:: Task prompt ::
Leaving out every picture, quote the data below exactly as it appears.

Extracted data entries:
══════════════════════════════

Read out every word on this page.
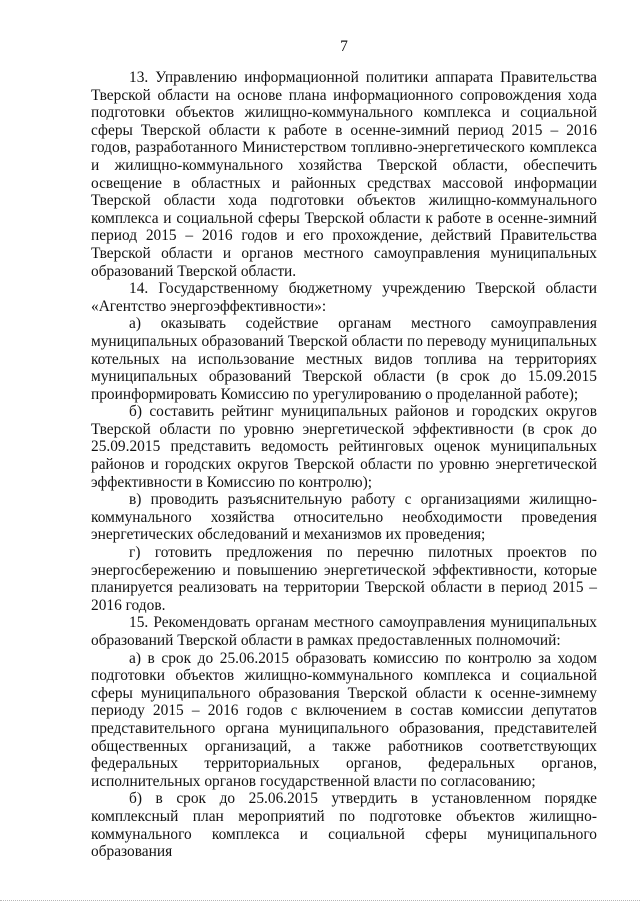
7

13. Управлению информационной политики аппарата Правительства Тверской области на основе плана информационного сопровождения хода подготовки объектов жилищно-коммунального комплекса и социальной сферы Тверской области к работе в осенне-зимний период 2015 – 2016 годов, разработанного Министерством топливно-энергетического комплекса и жилищно-коммунального хозяйства Тверской области, обеспечить освещение в областных и районных средствах массовой информации Тверской области хода подготовки объектов жилищно-коммунального комплекса и социальной сферы Тверской области к работе в осенне-зимний период 2015 – 2016 годов и его прохождение, действий Правительства Тверской области и органов местного самоуправления муниципальных образований Тверской области.

14. Государственному бюджетному учреждению Тверской области «Агентство энергоэффективности»:

а) оказывать содействие органам местного самоуправления муниципальных образований Тверской области по переводу муниципальных котельных на использование местных видов топлива на территориях муниципальных образований Тверской области (в срок до 15.09.2015 проинформировать Комиссию по урегулированию о проделанной работе);

б) составить рейтинг муниципальных районов и городских округов Тверской области по уровню энергетической эффективности (в срок до 25.09.2015 представить ведомость рейтинговых оценок муниципальных районов и городских округов Тверской области по уровню энергетической эффективности в Комиссию по контролю);

в) проводить разъяснительную работу с организациями жилищно-коммунального хозяйства относительно необходимости проведения энергетических обследований и механизмов их проведения;

г) готовить предложения по перечню пилотных проектов по энергосбережению и повышению энергетической эффективности, которые планируется реализовать на территории Тверской области в период 2015 – 2016 годов.

15. Рекомендовать органам местного самоуправления муниципальных образований Тверской области в рамках предоставленных полномочий:

а) в срок до 25.06.2015 образовать комиссию по контролю за ходом подготовки объектов жилищно-коммунального комплекса и социальной сферы муниципального образования Тверской области к осенне-зимнему периоду 2015 – 2016 годов с включением в состав комиссии депутатов представительного органа муниципального образования, представителей общественных организаций, а также работников соответствующих федеральных территориальных органов, федеральных органов, исполнительных органов государственной власти по согласованию;

б) в срок до 25.06.2015 утвердить в установленном порядке комплексный план мероприятий по подготовке объектов жилищно-коммунального комплекса и социальной сферы муниципального образования
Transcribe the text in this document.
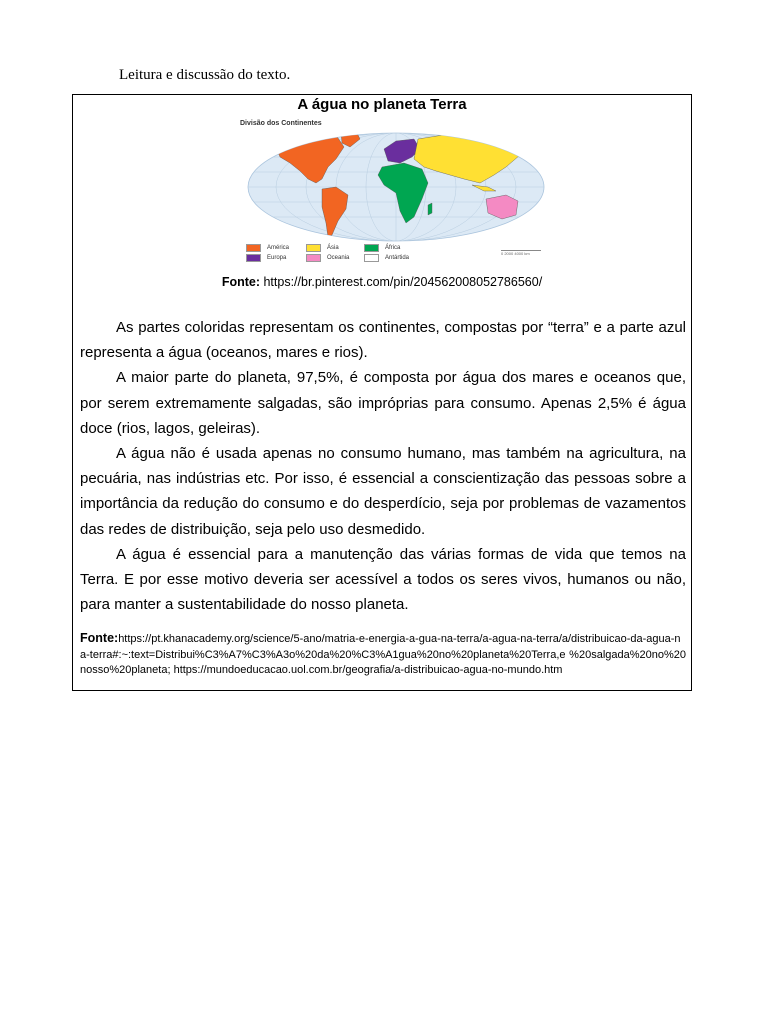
Leitura e discussão do texto.
A água no planeta Terra
Divisão dos Continentes
América
Europa
Ásia
Oceania
África
Antártida
0 2000 4000 km
Fonte: https://br.pinterest.com/pin/204562008052786560/

As partes coloridas representam os continentes, compostas por “terra” e a parte azul representa a água (oceanos, mares e rios).

A maior parte do planeta, 97,5%, é composta por água dos mares e oceanos que, por serem extremamente salgadas, são impróprias para consumo. Apenas 2,5% é água doce (rios, lagos, geleiras).

A água não é usada apenas no consumo humano, mas também na agricultura, na pecuária, nas indústrias etc. Por isso, é essencial a conscientização das pessoas sobre a importância da redução do consumo e do desperdício, seja por problemas de vazamentos das redes de distribuição, seja pelo uso desmedido.

A água é essencial para a manutenção das várias formas de vida que temos na Terra. E por esse motivo deveria ser acessível a todos os seres vivos, humanos ou não, para manter a sustentabilidade do nosso planeta.

Fonte:https://pt.khanacademy.org/science/5-ano/matria-e-energia-a-gua-na-terra/a-agua-na-terra/a/distribuicao-da-agua-na-terra#:~:text=Distribui%C3%A7%C3%A3o%20da%20%C3%A1gua%20no%20planeta%20Terra,e %20salgada%20no%20nosso%20planeta; https://mundoeducacao.uol.com.br/geografia/a-distribuicao-agua-no-mundo.htm
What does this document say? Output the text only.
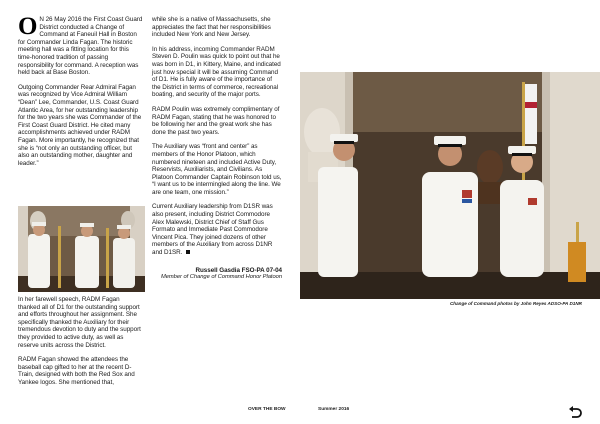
O N 26 May 2016 the First Coast Guard District conducted a Change of Command at Faneuil Hall in Boston for Commander Linda Fagan. The historic meeting hall was a fitting location for this time-honored tradition of passing responsibility for command. A reception was held back at Base Boston.

Outgoing Commander Rear Admiral Fagan was recognized by Vice Admiral William “Dean” Lee, Commander, U.S. Coast Guard Atlantic Area, for her outstanding leadership for the two years she was Commander of the First Coast Guard District. He cited many accomplishments achieved under RADM Fagan. More importantly, he recognized that she is “not only an outstanding officer, but also an outstanding mother, daughter and leader.”

In her farewell speech, RADM Fagan thanked all of D1 for the outstanding support and efforts throughout her assignment. She specifically thanked the Auxiliary for their tremendous devotion to duty and the support they provided to active duty, as well as reserve units across the District.

RADM Fagan showed the attendees the baseball cap gifted to her at the recent D-Train, designed with both the Red Sox and Yankee logos. She mentioned that,

while she is a native of Massachusetts, she appreciates the fact that her responsibilities included New York and New Jersey.

In his address, incoming Commander RADM Steven D. Poulin was quick to point out that he was born in D1, in Kittery, Maine, and indicated just how special it will be assuming Command of D1. He is fully aware of the importance of the District in terms of commerce, recreational boating, and security of the major ports.

RADM Poulin was extremely complimentary of RADM Fagan, stating that he was honored to be following her and the great work she has done the past two years.

The Auxiliary was “front and center” as members of the Honor Platoon, which numbered nineteen and included Active Duty, Reservists, Auxiliarists, and Civilians. As Platoon Commander Captain Robinson told us, “I want us to be intermingled along the line. We are one team, one mission.”

Current Auxiliary leadership from D1SR was also present, including District Commodore Alex Malewski, District Chief of Staff Gus Formato and Immediate Past Commodore Vincent Pica. They joined dozens of other members of the Auxiliary from across D1NR and D1SR.

Russell Gasdia FSO-PA 07-04
Member of Change of Command Honor Platoon
Change of Command photos by John Reyes ADSO-PA D1NR
OVER THE BOW	Summer 2016
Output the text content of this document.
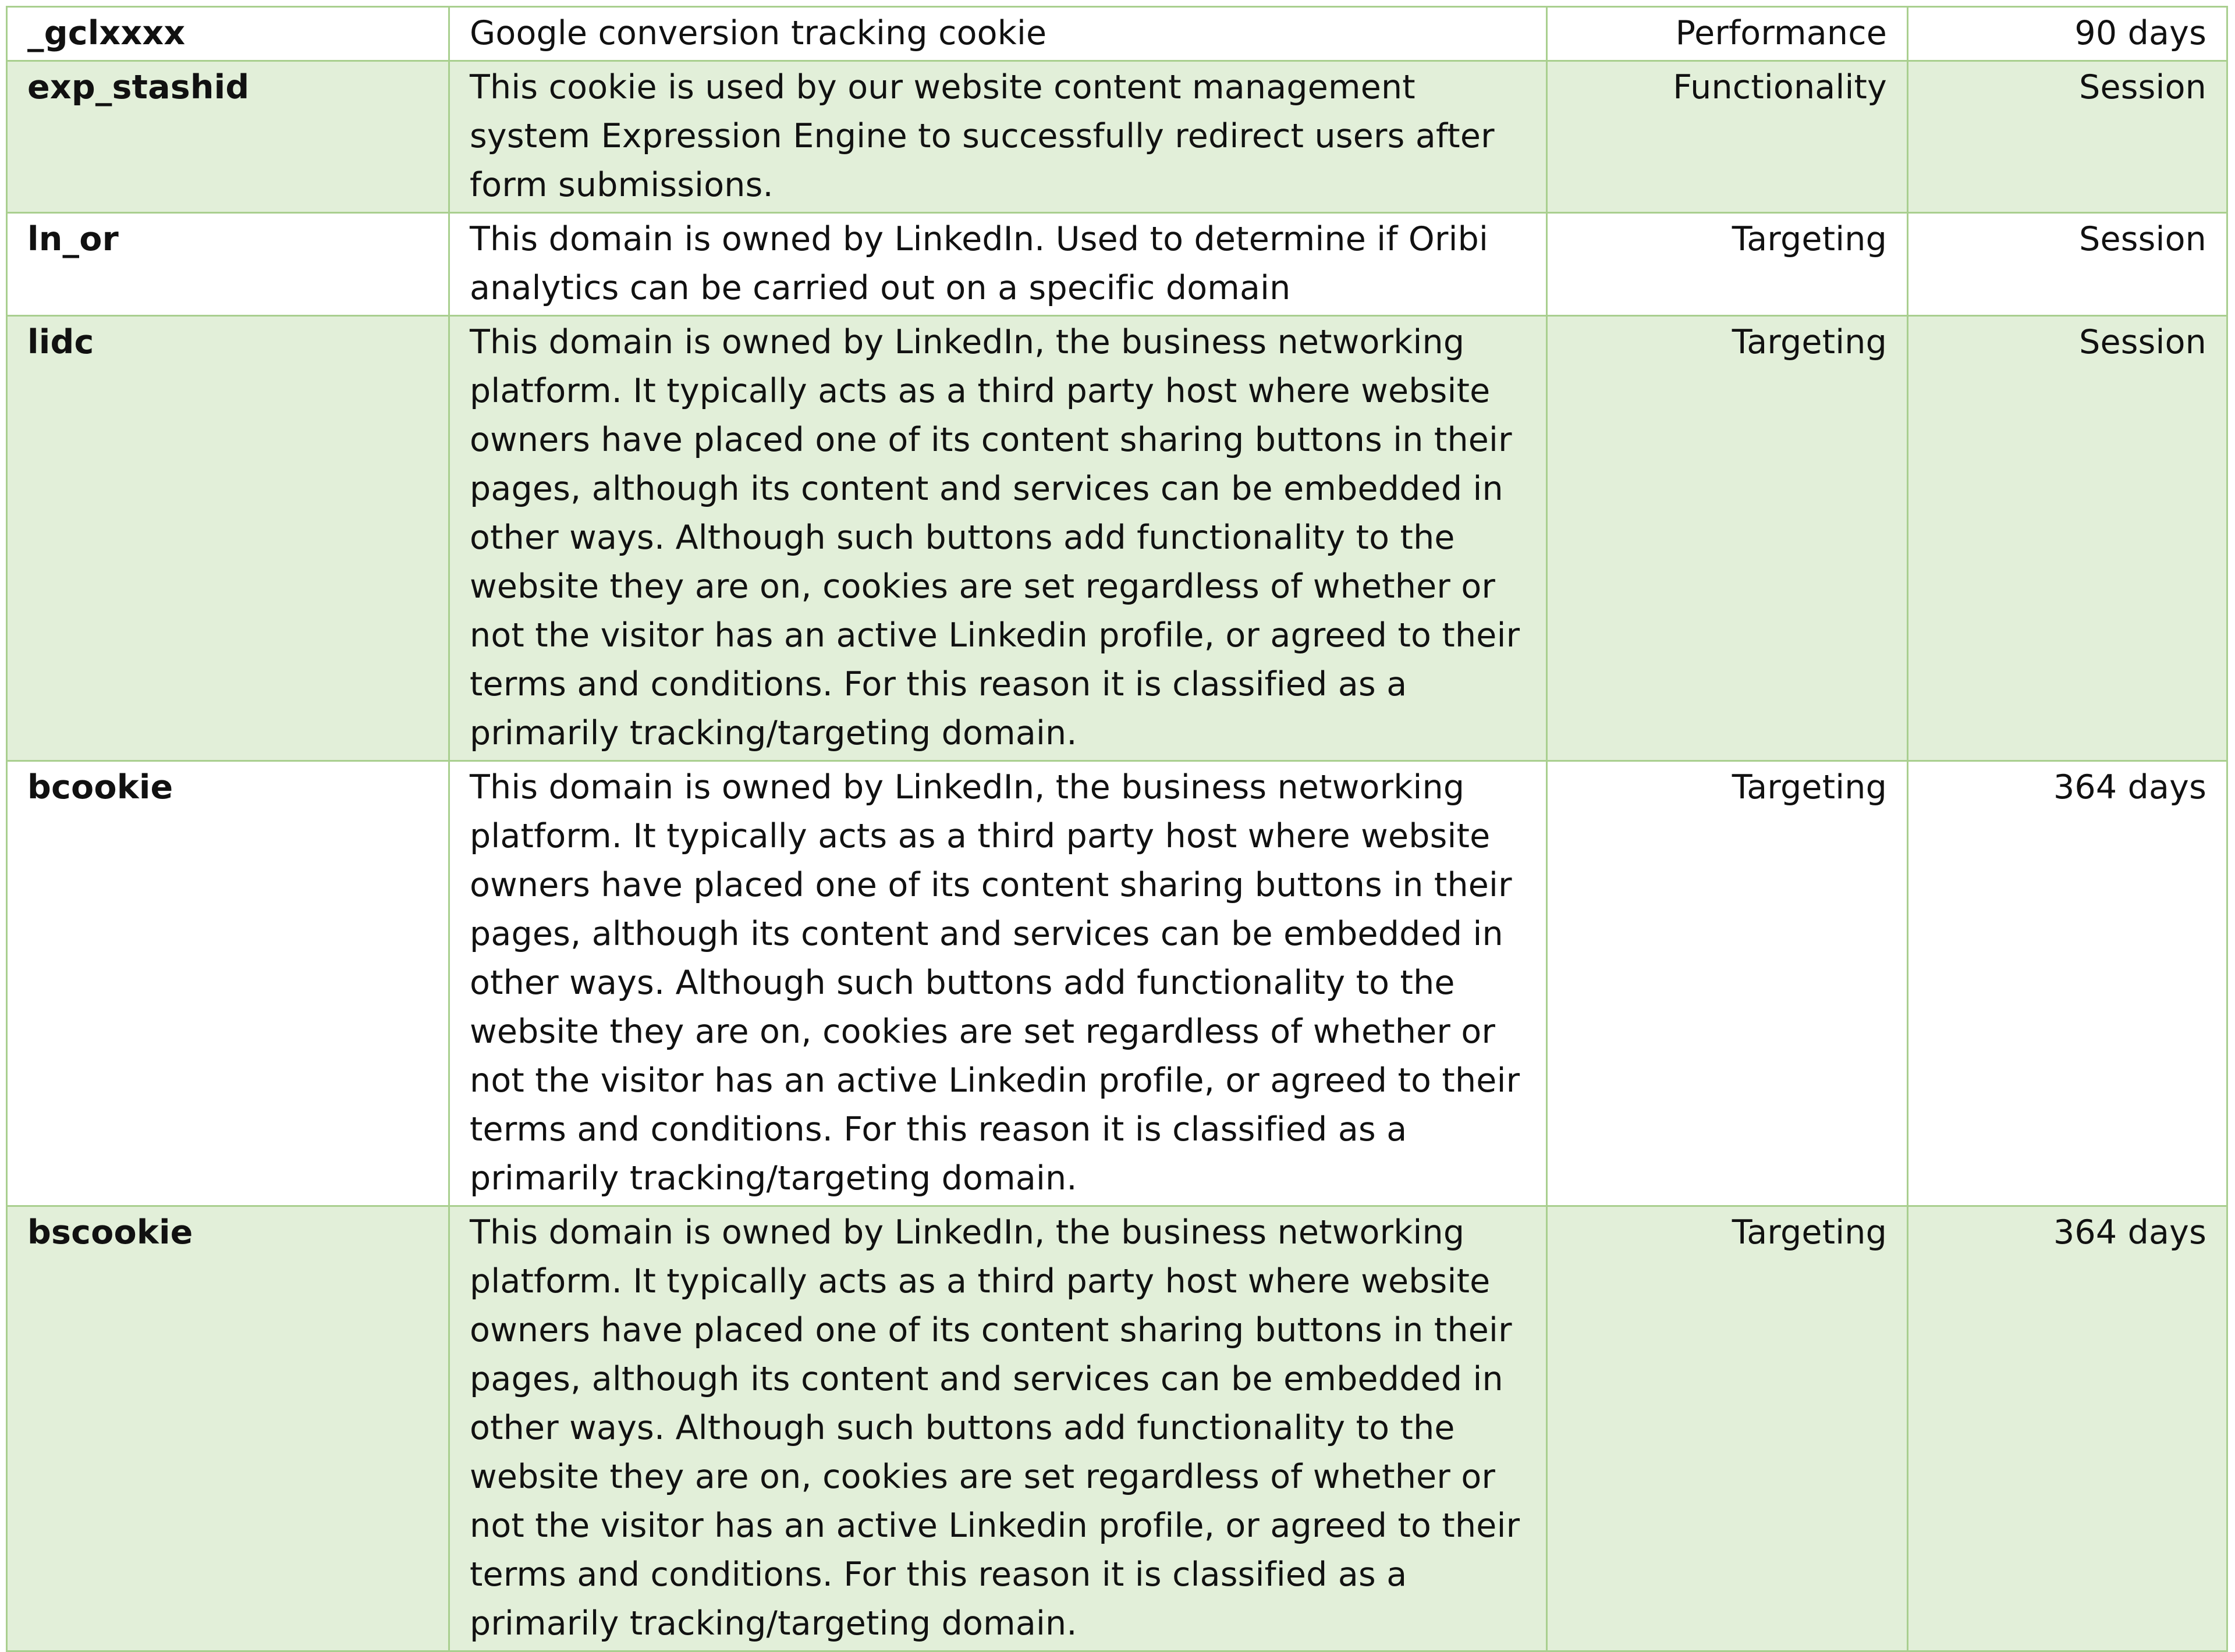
_gclxxxx	Google conversion tracking cookie	Performance	90 days
exp_stashid	This cookie is used by our website content management system Expression Engine to successfully redirect users after form submissions.	Functionality	Session
ln_or	This domain is owned by LinkedIn. Used to determine if Oribi analytics can be carried out on a specific domain	Targeting	Session
lidc	This domain is owned by LinkedIn, the business networking platform. It typically acts as a third party host where website owners have placed one of its content sharing buttons in their pages, although its content and services can be embedded in other ways. Although such buttons add functionality to the website they are on, cookies are set regardless of whether or not the visitor has an active Linkedin profile, or agreed to their terms and conditions. For this reason it is classified as a primarily tracking/targeting domain.	Targeting	Session
bcookie	This domain is owned by LinkedIn, the business networking platform. It typically acts as a third party host where website owners have placed one of its content sharing buttons in their pages, although its content and services can be embedded in other ways. Although such buttons add functionality to the website they are on, cookies are set regardless of whether or not the visitor has an active Linkedin profile, or agreed to their terms and conditions. For this reason it is classified as a primarily tracking/targeting domain.	Targeting	364 days
bscookie	This domain is owned by LinkedIn, the business networking platform. It typically acts as a third party host where website owners have placed one of its content sharing buttons in their pages, although its content and services can be embedded in other ways. Although such buttons add functionality to the website they are on, cookies are set regardless of whether or not the visitor has an active Linkedin profile, or agreed to their terms and conditions. For this reason it is classified as a primarily tracking/targeting domain.	Targeting	364 days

══════════════════════════════

:: Response to this task ::
Read out every word on this page.
7

13. Управлению информационной политики аппарата Правительства Тверской области на основе плана информационного сопровождения хода подготовки объектов жилищно-коммунального комплекса и социальной сферы Тверской области к работе в осенне-зимний период 2015 – 2016 годов, разработанного Министерством топливно-энергетического комплекса и жилищно-коммунального хозяйства Тверской области, обеспечить освещение в областных и районных средствах массовой информации Тверской области хода подготовки объектов жилищно-коммунального комплекса и социальной сферы Тверской области к работе в осенне-зимний период 2015 – 2016 годов и его прохождение, действий Правительства Тверской области и органов местного самоуправления муниципальных образований Тверской области.

14. Государственному бюджетному учреждению Тверской области «Агентство энергоэффективности»:

а) оказывать содействие органам местного самоуправления муниципальных образований Тверской области по переводу муниципальных котельных на использование местных видов топлива на территориях муниципальных образований Тверской области (в срок до 15.09.2015 проинформировать Комиссию по урегулированию о проделанной работе);

б) составить рейтинг муниципальных районов и городских округов Тверской области по уровню энергетической эффективности (в срок до 25.09.2015 представить ведомость рейтинговых оценок муниципальных районов и городских округов Тверской области по уровню энергетической эффективности в Комиссию по контролю);

в) проводить разъяснительную работу с организациями жилищно-коммунального хозяйства относительно необходимости проведения энергетических обследований и механизмов их проведения;

г) готовить предложения по перечню пилотных проектов по энергосбережению и повышению энергетической эффективности, которые планируется реализовать на территории Тверской области в период 2015 – 2016 годов.

15. Рекомендовать органам местного самоуправления муниципальных образований Тверской области в рамках предоставленных полномочий:

а) в срок до 25.06.2015 образовать комиссию по контролю за ходом подготовки объектов жилищно-коммунального комплекса и социальной сферы муниципального образования Тверской области к осенне-зимнему периоду 2015 – 2016 годов с включением в состав комиссии депутатов представительного органа муниципального образования, представителей общественных организаций, а также работников соответствующих федеральных территориальных органов, федеральных органов, исполнительных органов государственной власти по согласованию;

б) в срок до 25.06.2015 утвердить в установленном порядке комплексный план мероприятий по подготовке объектов жилищно-коммунального комплекса и социальной сферы муниципального образования
Transcribe the text in this document.
Leitura e discussão do texto.
A água no planeta Terra
Divisão dos Continentes
América
Europa
Ásia
Oceania
África
Antártida
0 2000 4000 km
Fonte: https://br.pinterest.com/pin/204562008052786560/

As partes coloridas representam os continentes, compostas por “terra” e a parte azul representa a água (oceanos, mares e rios).

A maior parte do planeta, 97,5%, é composta por água dos mares e oceanos que, por serem extremamente salgadas, são impróprias para consumo. Apenas 2,5% é água doce (rios, lagos, geleiras).

A água não é usada apenas no consumo humano, mas também na agricultura, na pecuária, nas indústrias etc. Por isso, é essencial a conscientização das pessoas sobre a importância da redução do consumo e do desperdício, seja por problemas de vazamentos das redes de distribuição, seja pelo uso desmedido.

A água é essencial para a manutenção das várias formas de vida que temos na Terra. E por esse motivo deveria ser acessível a todos os seres vivos, humanos ou não, para manter a sustentabilidade do nosso planeta.

Fonte:https://pt.khanacademy.org/science/5-ano/matria-e-energia-a-gua-na-terra/a-agua-na-terra/a/distribuicao-da-agua-na-terra#:~:text=Distribui%C3%A7%C3%A3o%20da%20%C3%A1gua%20no%20planeta%20Terra,e %20salgada%20no%20nosso%20planeta; https://mundoeducacao.uol.com.br/geografia/a-distribuicao-agua-no-mundo.htm
What does this document say? Output the text only.
O N 26 May 2016 the First Coast Guard District conducted a Change of Command at Faneuil Hall in Boston for Commander Linda Fagan. The historic meeting hall was a fitting location for this time-honored tradition of passing responsibility for command. A reception was held back at Base Boston.

Outgoing Commander Rear Admiral Fagan was recognized by Vice Admiral William “Dean” Lee, Commander, U.S. Coast Guard Atlantic Area, for her outstanding leadership for the two years she was Commander of the First Coast Guard District. He cited many accomplishments achieved under RADM Fagan. More importantly, he recognized that she is “not only an outstanding officer, but also an outstanding mother, daughter and leader.”

In her farewell speech, RADM Fagan thanked all of D1 for the outstanding support and efforts throughout her assignment. She specifically thanked the Auxiliary for their tremendous devotion to duty and the support they provided to active duty, as well as reserve units across the District.

RADM Fagan showed the attendees the baseball cap gifted to her at the recent D-Train, designed with both the Red Sox and Yankee logos. She mentioned that,

while she is a native of Massachusetts, she appreciates the fact that her responsibilities included New York and New Jersey.

In his address, incoming Commander RADM Steven D. Poulin was quick to point out that he was born in D1, in Kittery, Maine, and indicated just how special it will be assuming Command of D1. He is fully aware of the importance of the District in terms of commerce, recreational boating, and security of the major ports.

RADM Poulin was extremely complimentary of RADM Fagan, stating that he was honored to be following her and the great work she has done the past two years.

The Auxiliary was “front and center” as members of the Honor Platoon, which numbered nineteen and included Active Duty, Reservists, Auxiliarists, and Civilians. As Platoon Commander Captain Robinson told us, “I want us to be intermingled along the line. We are one team, one mission.”

Current Auxiliary leadership from D1SR was also present, including District Commodore Alex Malewski, District Chief of Staff Gus Formato and Immediate Past Commodore Vincent Pica. They joined dozens of other members of the Auxiliary from across D1NR and D1SR.

Russell Gasdia FSO-PA 07-04
Member of Change of Command Honor Platoon
Change of Command photos by John Reyes ADSO-PA D1NR
OVER THE BOW	Summer 2016
Output the text content of this document.
_gclxxxx	Google conversion tracking cookie	Performance	90 days
exp_stashid	This cookie is used by our website content management system Expression Engine to successfully redirect users after form submissions.	Functionality	Session
ln_or	This domain is owned by LinkedIn. Used to determine if Oribi analytics can be carried out on a specific domain	Targeting	Session
lidc	This domain is owned by LinkedIn, the business networking platform. It typically acts as a third party host where website owners have placed one of its content sharing buttons in their pages, although its content and services can be embedded in other ways. Although such buttons add functionality to the website they are on, cookies are set regardless of whether or not the visitor has an active Linkedin profile, or agreed to their terms and conditions. For this reason it is classified as a primarily tracking/targeting domain.	Targeting	Session
bcookie	This domain is owned by LinkedIn, the business networking platform. It typically acts as a third party host where website owners have placed one of its content sharing buttons in their pages, although its content and services can be embedded in other ways. Although such buttons add functionality to the website they are on, cookies are set regardless of whether or not the visitor has an active Linkedin profile, or agreed to their terms and conditions. For this reason it is classified as a primarily tracking/targeting domain.	Targeting	364 days
bscookie	This domain is owned by LinkedIn, the business networking platform. It typically acts as a third party host where website owners have placed one of its content sharing buttons in their pages, although its content and services can be embedded in other ways. Although such buttons add functionality to the website they are on, cookies are set regardless of whether or not the visitor has an active Linkedin profile, or agreed to their terms and conditions. For this reason it is classified as a primarily tracking/targeting domain.	Targeting	364 days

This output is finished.